* _EXERCISE BRIEF_: The records below are to be repeated in full, exactly as they are.

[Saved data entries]

++++++

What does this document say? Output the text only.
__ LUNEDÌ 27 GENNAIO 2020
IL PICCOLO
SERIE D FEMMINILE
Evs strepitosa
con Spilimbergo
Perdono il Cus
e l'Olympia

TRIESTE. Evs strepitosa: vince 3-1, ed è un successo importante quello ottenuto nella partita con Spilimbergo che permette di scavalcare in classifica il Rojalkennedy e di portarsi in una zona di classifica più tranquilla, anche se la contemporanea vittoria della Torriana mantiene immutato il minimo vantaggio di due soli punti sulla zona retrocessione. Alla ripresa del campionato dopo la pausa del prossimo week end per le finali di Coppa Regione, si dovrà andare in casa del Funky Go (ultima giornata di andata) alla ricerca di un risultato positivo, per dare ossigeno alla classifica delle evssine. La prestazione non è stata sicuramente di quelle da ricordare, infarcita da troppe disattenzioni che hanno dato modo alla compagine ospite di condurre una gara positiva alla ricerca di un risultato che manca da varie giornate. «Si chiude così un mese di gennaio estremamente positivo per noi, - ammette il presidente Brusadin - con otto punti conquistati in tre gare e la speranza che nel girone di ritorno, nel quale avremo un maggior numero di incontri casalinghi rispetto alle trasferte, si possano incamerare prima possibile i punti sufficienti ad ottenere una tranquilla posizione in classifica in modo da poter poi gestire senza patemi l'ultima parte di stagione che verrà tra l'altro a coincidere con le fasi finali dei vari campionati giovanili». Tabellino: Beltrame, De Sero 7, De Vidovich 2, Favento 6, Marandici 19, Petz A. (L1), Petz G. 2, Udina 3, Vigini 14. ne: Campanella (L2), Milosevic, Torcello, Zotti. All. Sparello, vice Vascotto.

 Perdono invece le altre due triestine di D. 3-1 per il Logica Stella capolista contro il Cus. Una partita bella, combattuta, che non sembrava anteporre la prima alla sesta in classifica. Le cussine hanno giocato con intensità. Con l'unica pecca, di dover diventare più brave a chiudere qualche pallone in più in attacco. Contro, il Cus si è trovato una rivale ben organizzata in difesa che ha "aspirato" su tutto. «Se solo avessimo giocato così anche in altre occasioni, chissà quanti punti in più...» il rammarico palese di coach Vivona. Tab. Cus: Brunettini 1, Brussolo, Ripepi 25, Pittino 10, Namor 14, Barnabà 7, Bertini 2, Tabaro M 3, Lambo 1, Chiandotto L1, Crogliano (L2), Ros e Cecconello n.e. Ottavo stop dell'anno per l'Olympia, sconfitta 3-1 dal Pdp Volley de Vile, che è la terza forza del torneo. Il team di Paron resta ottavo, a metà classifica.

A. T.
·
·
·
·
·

++++++

* _SOLVED PROBLEM_:
What does this document say? Output the text only.
__ LUNEDÌ 27 GENNAIO 2020
IL PICCOLO
SERIE D FEMMINILE
Evs strepitosa
con Spilimbergo
Perdono il Cus
e l'Olympia

TRIESTE. Evs strepitosa: vince 3-1, ed è un successo importante quello ottenuto nella partita con Spilimbergo che permette di scavalcare in classifica il Rojalkennedy e di portarsi in una zona di classifica più tranquilla, anche se la contemporanea vittoria della Torriana mantiene immutato il minimo vantaggio di due soli punti sulla zona retrocessione. Alla ripresa del campionato dopo la pausa del prossimo week end per le finali di Coppa Regione, si dovrà andare in casa del Funky Go (ultima giornata di andata) alla ricerca di un risultato positivo, per dare ossigeno alla classifica delle evssine. La prestazione non è stata sicuramente di quelle da ricordare, infarcita da troppe disattenzioni che hanno dato modo alla compagine ospite di condurre una gara positiva alla ricerca di un risultato che manca da varie giornate. «Si chiude così un mese di gennaio estremamente positivo per noi, - ammette il presidente Brusadin - con otto punti conquistati in tre gare e la speranza che nel girone di ritorno, nel quale avremo un maggior numero di incontri casalinghi rispetto alle trasferte, si possano incamerare prima possibile i punti sufficienti ad ottenere una tranquilla posizione in classifica in modo da poter poi gestire senza patemi l'ultima parte di stagione che verrà tra l'altro a coincidere con le fasi finali dei vari campionati giovanili». Tabellino: Beltrame, De Sero 7, De Vidovich 2, Favento 6, Marandici 19, Petz A. (L1), Petz G. 2, Udina 3, Vigini 14. ne: Campanella (L2), Milosevic, Torcello, Zotti. All. Sparello, vice Vascotto.

 Perdono invece le altre due triestine di D. 3-1 per il Logica Stella capolista contro il Cus. Una partita bella, combattuta, che non sembrava anteporre la prima alla sesta in classifica. Le cussine hanno giocato con intensità. Con l'unica pecca, di dover diventare più brave a chiudere qualche pallone in più in attacco. Contro, il Cus si è trovato una rivale ben organizzata in difesa che ha "aspirato" su tutto. «Se solo avessimo giocato così anche in altre occasioni, chissà quanti punti in più...» il rammarico palese di coach Vivona. Tab. Cus: Brunettini 1, Brussolo, Ripepi 25, Pittino 10, Namor 14, Barnabà 7, Bertini 2, Tabaro M 3, Lambo 1, Chiandotto L1, Crogliano (L2), Ros e Cecconello n.e. Ottavo stop dell'anno per l'Olympia, sconfitta 3-1 dal Pdp Volley de Vile, che è la terza forza del torneo. Il team di Paron resta ottavo, a metà classifica.

A. T.
·
·
·
·
·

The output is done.